■ **What to do**
The entire listing is to be repeated verbatim.

Dataset entries
■ ■ ■ ■ ■ ■ ■
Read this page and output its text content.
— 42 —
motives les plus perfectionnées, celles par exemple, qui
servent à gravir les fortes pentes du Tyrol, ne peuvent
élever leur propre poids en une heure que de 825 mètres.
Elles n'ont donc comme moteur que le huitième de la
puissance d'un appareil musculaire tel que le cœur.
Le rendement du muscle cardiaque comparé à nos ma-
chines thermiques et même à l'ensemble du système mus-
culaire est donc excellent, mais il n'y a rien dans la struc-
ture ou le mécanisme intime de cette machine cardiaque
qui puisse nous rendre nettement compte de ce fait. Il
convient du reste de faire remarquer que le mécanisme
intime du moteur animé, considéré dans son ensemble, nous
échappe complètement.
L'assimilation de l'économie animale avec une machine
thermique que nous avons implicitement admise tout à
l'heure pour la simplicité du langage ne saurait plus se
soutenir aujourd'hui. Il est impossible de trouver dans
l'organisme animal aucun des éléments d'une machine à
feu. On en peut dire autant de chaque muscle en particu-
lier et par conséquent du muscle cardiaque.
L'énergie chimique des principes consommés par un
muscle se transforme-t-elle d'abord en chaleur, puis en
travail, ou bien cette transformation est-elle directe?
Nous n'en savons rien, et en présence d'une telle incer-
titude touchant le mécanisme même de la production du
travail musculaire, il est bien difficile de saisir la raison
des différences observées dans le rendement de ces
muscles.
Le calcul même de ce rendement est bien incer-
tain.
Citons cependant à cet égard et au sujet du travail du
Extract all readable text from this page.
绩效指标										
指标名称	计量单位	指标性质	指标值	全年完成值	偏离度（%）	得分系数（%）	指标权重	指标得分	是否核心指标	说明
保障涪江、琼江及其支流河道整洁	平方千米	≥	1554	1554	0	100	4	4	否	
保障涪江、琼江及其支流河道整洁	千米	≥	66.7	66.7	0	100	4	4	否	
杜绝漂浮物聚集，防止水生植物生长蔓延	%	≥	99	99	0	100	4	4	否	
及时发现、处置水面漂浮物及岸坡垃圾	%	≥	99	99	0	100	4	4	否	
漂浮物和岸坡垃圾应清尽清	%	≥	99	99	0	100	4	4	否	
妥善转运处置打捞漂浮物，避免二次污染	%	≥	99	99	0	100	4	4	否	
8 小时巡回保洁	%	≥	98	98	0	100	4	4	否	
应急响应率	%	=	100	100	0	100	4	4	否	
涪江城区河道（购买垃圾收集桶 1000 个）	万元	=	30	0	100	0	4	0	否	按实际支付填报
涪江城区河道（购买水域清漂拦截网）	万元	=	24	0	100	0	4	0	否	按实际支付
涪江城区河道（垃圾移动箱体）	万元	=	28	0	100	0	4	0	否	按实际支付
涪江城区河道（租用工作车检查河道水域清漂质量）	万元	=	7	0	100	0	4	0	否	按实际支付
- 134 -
■ ■ ■ ■ ■ ■ ■
■ **In response**
Read this page and output its text content.
— 42 —
motives les plus perfectionnées, celles par exemple, qui
servent à gravir les fortes pentes du Tyrol, ne peuvent
élever leur propre poids en une heure que de 825 mètres.
Elles n'ont donc comme moteur que le huitième de la
puissance d'un appareil musculaire tel que le cœur.
Le rendement du muscle cardiaque comparé à nos ma-
chines thermiques et même à l'ensemble du système mus-
culaire est donc excellent, mais il n'y a rien dans la struc-
ture ou le mécanisme intime de cette machine cardiaque
qui puisse nous rendre nettement compte de ce fait. Il
convient du reste de faire remarquer que le mécanisme
intime du moteur animé, considéré dans son ensemble, nous
échappe complètement.
L'assimilation de l'économie animale avec une machine
thermique que nous avons implicitement admise tout à
l'heure pour la simplicité du langage ne saurait plus se
soutenir aujourd'hui. Il est impossible de trouver dans
l'organisme animal aucun des éléments d'une machine à
feu. On en peut dire autant de chaque muscle en particu-
lier et par conséquent du muscle cardiaque.
L'énergie chimique des principes consommés par un
muscle se transforme-t-elle d'abord en chaleur, puis en
travail, ou bien cette transformation est-elle directe?
Nous n'en savons rien, et en présence d'une telle incer-
titude touchant le mécanisme même de la production du
travail musculaire, il est bien difficile de saisir la raison
des différences observées dans le rendement de ces
muscles.
Le calcul même de ce rendement est bien incer-
tain.
Citons cependant à cet égard et au sujet du travail du
Extract all readable text from this page.
绩效指标										
指标名称	计量单位	指标性质	指标值	全年完成值	偏离度（%）	得分系数（%）	指标权重	指标得分	是否核心指标	说明
保障涪江、琼江及其支流河道整洁	平方千米	≥	1554	1554	0	100	4	4	否	
保障涪江、琼江及其支流河道整洁	千米	≥	66.7	66.7	0	100	4	4	否	
杜绝漂浮物聚集，防止水生植物生长蔓延	%	≥	99	99	0	100	4	4	否	
及时发现、处置水面漂浮物及岸坡垃圾	%	≥	99	99	0	100	4	4	否	
漂浮物和岸坡垃圾应清尽清	%	≥	99	99	0	100	4	4	否	
妥善转运处置打捞漂浮物，避免二次污染	%	≥	99	99	0	100	4	4	否	
8 小时巡回保洁	%	≥	98	98	0	100	4	4	否	
应急响应率	%	=	100	100	0	100	4	4	否	
涪江城区河道（购买垃圾收集桶 1000 个）	万元	=	30	0	100	0	4	0	否	按实际支付填报
涪江城区河道（购买水域清漂拦截网）	万元	=	24	0	100	0	4	0	否	按实际支付
涪江城区河道（垃圾移动箱体）	万元	=	28	0	100	0	4	0	否	按实际支付
涪江城区河道（租用工作车检查河道水域清漂质量）	万元	=	7	0	100	0	4	0	否	按实际支付
- 134 -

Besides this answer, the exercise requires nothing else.